## Begin PROVIDED MATERIAL

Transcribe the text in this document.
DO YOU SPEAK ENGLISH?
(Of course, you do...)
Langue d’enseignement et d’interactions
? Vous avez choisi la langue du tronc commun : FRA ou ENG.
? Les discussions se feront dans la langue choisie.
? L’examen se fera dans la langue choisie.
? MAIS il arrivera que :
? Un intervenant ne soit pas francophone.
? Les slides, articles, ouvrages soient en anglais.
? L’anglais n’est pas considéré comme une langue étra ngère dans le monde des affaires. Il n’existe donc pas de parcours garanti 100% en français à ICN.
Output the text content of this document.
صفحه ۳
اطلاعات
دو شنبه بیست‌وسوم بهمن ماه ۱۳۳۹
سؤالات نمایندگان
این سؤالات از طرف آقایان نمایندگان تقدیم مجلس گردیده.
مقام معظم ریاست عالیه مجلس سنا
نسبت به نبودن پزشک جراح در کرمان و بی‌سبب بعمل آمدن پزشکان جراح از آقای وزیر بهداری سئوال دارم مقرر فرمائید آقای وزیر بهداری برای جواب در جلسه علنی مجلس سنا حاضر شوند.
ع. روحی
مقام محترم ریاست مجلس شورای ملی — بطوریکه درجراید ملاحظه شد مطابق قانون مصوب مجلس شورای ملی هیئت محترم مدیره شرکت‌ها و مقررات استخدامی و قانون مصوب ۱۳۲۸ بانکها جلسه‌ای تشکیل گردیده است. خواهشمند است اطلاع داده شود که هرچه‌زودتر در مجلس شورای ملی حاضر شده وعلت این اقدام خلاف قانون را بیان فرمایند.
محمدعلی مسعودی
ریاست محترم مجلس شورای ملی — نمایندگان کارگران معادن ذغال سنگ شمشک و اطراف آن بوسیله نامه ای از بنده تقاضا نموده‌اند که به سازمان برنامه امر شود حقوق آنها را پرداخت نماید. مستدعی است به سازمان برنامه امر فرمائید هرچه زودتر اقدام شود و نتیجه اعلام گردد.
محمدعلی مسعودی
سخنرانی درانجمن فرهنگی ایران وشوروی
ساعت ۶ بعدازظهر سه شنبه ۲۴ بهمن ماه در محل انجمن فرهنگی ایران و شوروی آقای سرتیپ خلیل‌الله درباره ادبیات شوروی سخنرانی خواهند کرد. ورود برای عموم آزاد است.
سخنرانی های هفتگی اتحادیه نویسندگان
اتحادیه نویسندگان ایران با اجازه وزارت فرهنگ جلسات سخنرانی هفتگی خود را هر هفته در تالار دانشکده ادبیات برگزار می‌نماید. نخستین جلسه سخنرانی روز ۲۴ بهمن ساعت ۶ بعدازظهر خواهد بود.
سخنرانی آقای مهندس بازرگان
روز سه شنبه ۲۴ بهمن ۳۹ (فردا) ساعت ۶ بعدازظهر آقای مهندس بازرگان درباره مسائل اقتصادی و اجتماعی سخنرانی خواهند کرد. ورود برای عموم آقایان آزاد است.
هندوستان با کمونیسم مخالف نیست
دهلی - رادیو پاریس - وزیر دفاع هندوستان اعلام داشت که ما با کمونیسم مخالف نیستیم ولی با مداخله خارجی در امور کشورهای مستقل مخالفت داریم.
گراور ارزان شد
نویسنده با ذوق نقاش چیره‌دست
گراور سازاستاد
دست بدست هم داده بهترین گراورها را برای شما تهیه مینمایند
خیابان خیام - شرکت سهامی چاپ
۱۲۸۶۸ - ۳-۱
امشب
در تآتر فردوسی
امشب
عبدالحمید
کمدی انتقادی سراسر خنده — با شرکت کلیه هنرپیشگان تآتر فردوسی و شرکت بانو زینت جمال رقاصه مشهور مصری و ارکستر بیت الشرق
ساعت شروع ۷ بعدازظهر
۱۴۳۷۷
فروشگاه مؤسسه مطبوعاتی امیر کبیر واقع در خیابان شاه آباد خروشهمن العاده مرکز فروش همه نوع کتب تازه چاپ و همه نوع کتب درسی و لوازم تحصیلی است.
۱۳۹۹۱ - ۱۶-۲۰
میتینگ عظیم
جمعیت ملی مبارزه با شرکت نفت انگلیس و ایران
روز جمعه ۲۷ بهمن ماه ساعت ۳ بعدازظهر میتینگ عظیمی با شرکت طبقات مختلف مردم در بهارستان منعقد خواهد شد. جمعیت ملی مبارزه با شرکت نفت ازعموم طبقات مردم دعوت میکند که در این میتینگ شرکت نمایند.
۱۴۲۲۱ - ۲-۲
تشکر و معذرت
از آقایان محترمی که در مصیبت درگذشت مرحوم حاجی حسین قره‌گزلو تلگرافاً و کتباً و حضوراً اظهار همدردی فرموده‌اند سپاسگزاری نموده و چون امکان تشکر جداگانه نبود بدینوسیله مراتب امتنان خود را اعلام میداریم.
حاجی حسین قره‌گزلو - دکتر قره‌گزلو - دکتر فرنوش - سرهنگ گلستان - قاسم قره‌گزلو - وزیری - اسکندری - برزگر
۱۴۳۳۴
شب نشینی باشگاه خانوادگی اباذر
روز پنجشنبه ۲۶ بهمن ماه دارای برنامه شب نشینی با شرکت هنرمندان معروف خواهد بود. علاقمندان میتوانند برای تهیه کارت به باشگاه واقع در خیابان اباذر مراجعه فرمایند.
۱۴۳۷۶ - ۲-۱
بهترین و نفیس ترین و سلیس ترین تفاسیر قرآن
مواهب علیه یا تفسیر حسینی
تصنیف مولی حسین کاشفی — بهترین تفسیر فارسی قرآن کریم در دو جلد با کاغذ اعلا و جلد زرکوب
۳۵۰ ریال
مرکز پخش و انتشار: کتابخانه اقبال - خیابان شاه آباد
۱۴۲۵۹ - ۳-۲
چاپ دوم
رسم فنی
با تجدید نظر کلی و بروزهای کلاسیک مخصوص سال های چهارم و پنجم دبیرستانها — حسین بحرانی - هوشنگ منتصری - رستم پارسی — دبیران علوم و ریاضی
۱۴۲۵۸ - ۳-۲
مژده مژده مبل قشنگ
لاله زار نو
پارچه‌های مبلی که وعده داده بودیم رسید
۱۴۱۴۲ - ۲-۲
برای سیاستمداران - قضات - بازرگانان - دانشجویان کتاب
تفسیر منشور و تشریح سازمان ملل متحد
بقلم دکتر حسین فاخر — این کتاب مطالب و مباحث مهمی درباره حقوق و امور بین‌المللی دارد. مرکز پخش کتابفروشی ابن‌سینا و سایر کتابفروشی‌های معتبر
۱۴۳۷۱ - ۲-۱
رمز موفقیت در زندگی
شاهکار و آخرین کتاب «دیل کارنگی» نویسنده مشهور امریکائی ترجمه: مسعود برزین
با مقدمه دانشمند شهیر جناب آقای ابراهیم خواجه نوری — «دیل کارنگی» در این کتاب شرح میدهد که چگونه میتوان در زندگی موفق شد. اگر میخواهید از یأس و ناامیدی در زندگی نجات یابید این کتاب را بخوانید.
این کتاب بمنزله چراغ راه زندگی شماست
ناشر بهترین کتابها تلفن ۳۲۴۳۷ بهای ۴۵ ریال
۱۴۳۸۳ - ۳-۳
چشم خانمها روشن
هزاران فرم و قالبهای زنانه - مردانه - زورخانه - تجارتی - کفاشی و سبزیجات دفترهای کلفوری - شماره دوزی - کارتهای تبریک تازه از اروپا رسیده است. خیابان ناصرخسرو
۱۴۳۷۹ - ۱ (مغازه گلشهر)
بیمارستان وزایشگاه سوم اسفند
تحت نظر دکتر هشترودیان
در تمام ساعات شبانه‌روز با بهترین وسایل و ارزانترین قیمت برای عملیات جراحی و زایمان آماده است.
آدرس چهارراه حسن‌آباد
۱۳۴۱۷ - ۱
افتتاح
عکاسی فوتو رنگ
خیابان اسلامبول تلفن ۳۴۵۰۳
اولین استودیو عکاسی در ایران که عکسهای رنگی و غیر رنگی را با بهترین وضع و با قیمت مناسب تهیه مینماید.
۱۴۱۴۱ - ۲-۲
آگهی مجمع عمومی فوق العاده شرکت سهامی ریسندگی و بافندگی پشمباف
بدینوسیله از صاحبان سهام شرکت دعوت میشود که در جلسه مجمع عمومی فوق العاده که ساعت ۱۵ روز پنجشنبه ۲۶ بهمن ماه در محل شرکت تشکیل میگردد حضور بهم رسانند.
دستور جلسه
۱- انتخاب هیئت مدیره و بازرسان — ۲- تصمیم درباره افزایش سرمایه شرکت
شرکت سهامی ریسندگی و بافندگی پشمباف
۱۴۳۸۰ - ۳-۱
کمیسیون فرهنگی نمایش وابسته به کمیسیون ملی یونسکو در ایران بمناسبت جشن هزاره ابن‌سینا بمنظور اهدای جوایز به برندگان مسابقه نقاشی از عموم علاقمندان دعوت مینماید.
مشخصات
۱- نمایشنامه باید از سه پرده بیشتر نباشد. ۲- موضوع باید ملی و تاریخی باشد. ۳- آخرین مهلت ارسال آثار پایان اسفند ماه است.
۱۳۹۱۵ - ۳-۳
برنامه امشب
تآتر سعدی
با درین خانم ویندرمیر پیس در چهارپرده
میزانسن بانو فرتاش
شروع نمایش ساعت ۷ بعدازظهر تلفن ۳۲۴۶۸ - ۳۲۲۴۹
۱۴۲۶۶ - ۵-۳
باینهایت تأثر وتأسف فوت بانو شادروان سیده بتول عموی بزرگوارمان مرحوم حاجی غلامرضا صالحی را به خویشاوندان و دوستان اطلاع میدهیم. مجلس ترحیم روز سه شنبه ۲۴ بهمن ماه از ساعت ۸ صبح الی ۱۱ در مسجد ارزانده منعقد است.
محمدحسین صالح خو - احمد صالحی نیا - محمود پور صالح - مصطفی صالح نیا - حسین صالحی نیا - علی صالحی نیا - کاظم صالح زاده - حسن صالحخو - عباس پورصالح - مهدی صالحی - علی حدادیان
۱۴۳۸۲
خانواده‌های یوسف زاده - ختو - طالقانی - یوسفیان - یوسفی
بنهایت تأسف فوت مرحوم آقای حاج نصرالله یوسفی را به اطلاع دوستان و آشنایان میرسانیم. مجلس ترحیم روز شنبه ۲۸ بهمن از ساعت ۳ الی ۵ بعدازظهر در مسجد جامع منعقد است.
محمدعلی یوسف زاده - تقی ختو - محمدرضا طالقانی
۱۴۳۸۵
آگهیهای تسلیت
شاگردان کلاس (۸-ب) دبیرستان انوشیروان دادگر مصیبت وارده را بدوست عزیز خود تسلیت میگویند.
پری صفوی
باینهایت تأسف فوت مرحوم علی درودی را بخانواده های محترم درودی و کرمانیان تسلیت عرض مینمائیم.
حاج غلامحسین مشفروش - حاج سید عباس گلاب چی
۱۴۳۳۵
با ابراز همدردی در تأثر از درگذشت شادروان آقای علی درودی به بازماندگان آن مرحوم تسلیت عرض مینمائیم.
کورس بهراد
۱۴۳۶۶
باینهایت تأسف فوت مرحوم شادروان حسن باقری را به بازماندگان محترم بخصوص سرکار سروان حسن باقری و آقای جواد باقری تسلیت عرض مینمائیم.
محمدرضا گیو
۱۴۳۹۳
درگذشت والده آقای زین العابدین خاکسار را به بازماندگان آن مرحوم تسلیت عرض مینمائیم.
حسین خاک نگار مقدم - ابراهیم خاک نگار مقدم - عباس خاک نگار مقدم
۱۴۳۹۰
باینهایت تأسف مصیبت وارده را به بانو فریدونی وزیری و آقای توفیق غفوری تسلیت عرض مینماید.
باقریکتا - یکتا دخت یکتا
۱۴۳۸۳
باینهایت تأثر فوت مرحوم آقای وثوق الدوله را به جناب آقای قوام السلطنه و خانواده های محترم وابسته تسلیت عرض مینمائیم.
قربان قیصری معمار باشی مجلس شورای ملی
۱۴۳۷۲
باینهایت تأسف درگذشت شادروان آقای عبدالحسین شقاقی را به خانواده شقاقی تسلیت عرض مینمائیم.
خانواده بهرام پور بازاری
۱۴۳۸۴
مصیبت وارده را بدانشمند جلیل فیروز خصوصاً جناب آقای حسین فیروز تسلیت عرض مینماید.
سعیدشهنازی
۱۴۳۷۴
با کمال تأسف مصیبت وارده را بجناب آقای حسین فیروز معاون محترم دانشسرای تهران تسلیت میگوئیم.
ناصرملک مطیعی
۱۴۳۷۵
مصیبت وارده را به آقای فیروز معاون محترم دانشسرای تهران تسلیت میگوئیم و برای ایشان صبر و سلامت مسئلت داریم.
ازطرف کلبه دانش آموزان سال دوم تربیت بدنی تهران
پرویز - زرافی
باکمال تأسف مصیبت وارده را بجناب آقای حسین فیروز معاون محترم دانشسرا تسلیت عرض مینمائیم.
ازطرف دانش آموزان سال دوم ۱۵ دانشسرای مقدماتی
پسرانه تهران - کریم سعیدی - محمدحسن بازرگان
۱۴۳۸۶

## End PROVIDED MATERIAL

Locate the word "برنامه" in the entries, and copy every line where it is found.

ریاست محترم مجلس شورای ملی — نمایندگان کارگران معادن ذغال سنگ شمشک و اطراف آن بوسیله نامه ای از بنده تقاضا نموده‌اند که به سازمان برنامه امر شود حقوق آنها را پرداخت نماید. مستدعی است به سازمان برنامه امر فرمائید هرچه زودتر اقدام شود و نتیجه اعلام گردد.
روز پنجشنبه ۲۶ بهمن ماه دارای برنامه شب نشینی با شرکت هنرمندان معروف خواهد بود. علاقمندان میتوانند برای تهیه کارت به باشگاه واقع در خیابان اباذر مراجعه فرمایند.
برنامه امشب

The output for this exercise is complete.